Omit every picture while repeating the entries exactly.

[start of Listing]

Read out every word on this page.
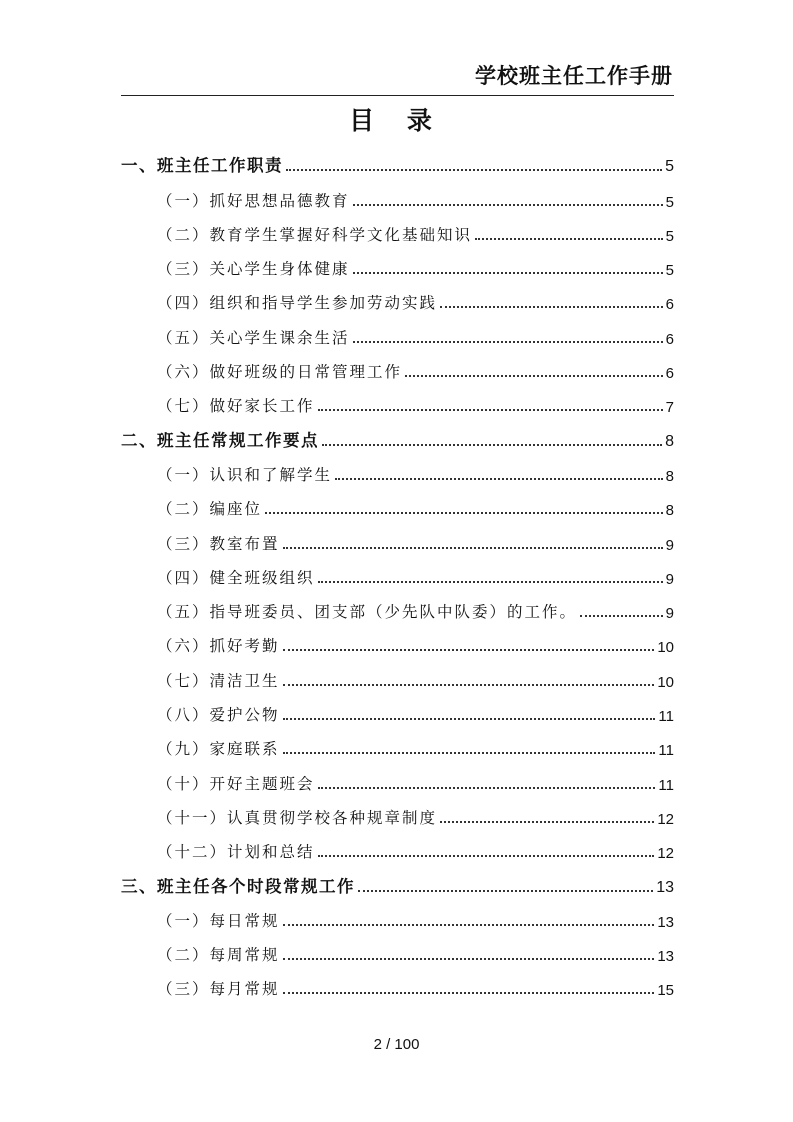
学校班主任工作手册
目 录
一、班主任工作职责	5
（一）抓好思想品德教育	5
（二）教育学生掌握好科学文化基础知识	5
（三）关心学生身体健康	5
（四）组织和指导学生参加劳动实践	6
（五）关心学生课余生活	6
（六）做好班级的日常管理工作	6
（七）做好家长工作	7
二、班主任常规工作要点	8
（一）认识和了解学生	8
（二）编座位	8
（三）教室布置	9
（四）健全班级组织	9
（五）指导班委员、团支部（少先队中队委）的工作。	9
（六）抓好考勤	10
（七）清洁卫生	10
（八）爱护公物	11
（九）家庭联系	11
（十）开好主题班会	11
（十一）认真贯彻学校各种规章制度	12
（十二）计划和总结	12
三、班主任各个时段常规工作	13
（一）每日常规	13
（二）每周常规	13
（三）每月常规	15
2 / 100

[end of Listing]

◆ **Full solution**
Read out every word on this page.
学校班主任工作手册
目 录
一、班主任工作职责	5
（一）抓好思想品德教育	5
（二）教育学生掌握好科学文化基础知识	5
（三）关心学生身体健康	5
（四）组织和指导学生参加劳动实践	6
（五）关心学生课余生活	6
（六）做好班级的日常管理工作	6
（七）做好家长工作	7
二、班主任常规工作要点	8
（一）认识和了解学生	8
（二）编座位	8
（三）教室布置	9
（四）健全班级组织	9
（五）指导班委员、团支部（少先队中队委）的工作。	9
（六）抓好考勤	10
（七）清洁卫生	10
（八）爱护公物	11
（九）家庭联系	11
（十）开好主题班会	11
（十一）认真贯彻学校各种规章制度	12
（十二）计划和总结	12
三、班主任各个时段常规工作	13
（一）每日常规	13
（二）每周常规	13
（三）每月常规	15
2 / 100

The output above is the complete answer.